— Begin Page —
In a situation like this (when you give "nearly-the-root-shell" to the
users), and your relation with the users is based on trust, this issue
is not to be concerned.

What I was concerned about is, when only some very limited commands are
accessible via sudo, that these commands might be used to exploit the
locale vulnerability.

I'm myself using sudo only to run the "/sbin/mount /cdrom" command (and
umount).

The mount and umount commands do not use any locales, seems to me,
however other commands might.

As an example, I used the /bin/ls command - imagine, that I wish to
allow some users to list an inaccessible directory, and I decide to use
sudo for this operation.

If I add the "ALL ALL = NOPASSWD: /bin/ls -l /root/.ssh" line to the
sudoers file (just to allow anybody to check the root's .ssh directory -
a silly example, but I cannot find out any better now), /bin/ls can be
exploited.

If a malicious user types

export PATH_LOCALE=/tmp/my_evil_locales/
export LC_ALL=en_evil_locale

sudo /bin/ls -l /root/.ssh

this user might possibly cause ls to execute code forged in the evil
locale. The point is, that this would not work for setuid binaries on
FreeBSD, because setuid binaries ignore the locale settings on FreeBSD.
— End Page —
— Begin Entries shown —
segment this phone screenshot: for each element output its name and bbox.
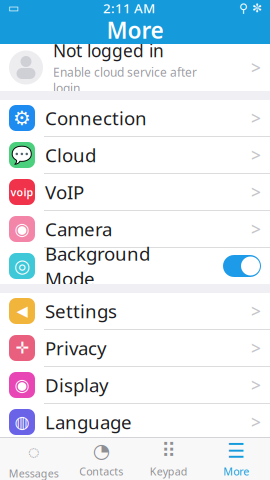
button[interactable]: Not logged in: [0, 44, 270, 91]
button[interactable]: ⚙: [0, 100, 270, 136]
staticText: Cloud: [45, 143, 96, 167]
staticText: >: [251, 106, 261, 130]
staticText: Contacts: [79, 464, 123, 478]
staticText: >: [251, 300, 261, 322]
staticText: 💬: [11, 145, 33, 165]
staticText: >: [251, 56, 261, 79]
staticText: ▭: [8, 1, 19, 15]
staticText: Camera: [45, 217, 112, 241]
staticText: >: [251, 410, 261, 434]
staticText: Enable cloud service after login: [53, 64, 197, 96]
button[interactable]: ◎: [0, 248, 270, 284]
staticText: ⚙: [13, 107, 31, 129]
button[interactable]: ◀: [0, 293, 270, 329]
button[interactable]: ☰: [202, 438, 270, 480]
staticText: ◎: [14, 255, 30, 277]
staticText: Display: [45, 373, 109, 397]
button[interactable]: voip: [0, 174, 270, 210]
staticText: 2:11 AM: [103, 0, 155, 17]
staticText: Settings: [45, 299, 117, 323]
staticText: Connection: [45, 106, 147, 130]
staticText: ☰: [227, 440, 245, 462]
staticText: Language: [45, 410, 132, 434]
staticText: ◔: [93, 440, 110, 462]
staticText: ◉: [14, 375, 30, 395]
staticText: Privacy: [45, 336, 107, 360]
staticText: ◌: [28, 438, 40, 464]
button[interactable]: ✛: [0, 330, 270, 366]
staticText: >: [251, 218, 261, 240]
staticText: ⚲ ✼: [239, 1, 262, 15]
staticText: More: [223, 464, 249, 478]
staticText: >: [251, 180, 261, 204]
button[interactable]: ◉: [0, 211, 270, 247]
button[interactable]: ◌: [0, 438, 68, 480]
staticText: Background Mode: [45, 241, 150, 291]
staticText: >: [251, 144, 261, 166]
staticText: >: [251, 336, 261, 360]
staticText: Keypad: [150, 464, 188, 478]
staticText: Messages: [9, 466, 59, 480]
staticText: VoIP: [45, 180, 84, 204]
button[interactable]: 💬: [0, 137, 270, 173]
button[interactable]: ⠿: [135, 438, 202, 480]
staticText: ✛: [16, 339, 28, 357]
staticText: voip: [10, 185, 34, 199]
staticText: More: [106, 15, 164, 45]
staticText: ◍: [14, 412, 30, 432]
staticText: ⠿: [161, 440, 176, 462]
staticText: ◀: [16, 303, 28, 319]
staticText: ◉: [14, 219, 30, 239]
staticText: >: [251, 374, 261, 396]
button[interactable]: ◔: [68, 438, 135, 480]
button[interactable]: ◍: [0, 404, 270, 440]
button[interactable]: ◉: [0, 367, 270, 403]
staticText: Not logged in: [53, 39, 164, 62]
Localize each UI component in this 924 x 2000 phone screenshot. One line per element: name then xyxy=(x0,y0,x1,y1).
— End Entries shown —
__Work instructions__
From the message about sudo and the locale vulnerability, extract the passage starting with "In a situation" and going on through "to be concerned.". The material has no connection to the message about sudo and the locale vulnerability.

__Output for this task__
In a situation like this (when you give "nearly-the-root-shell" to the
users), and your relation with the users is based on trust, this issue
is not to be concerned.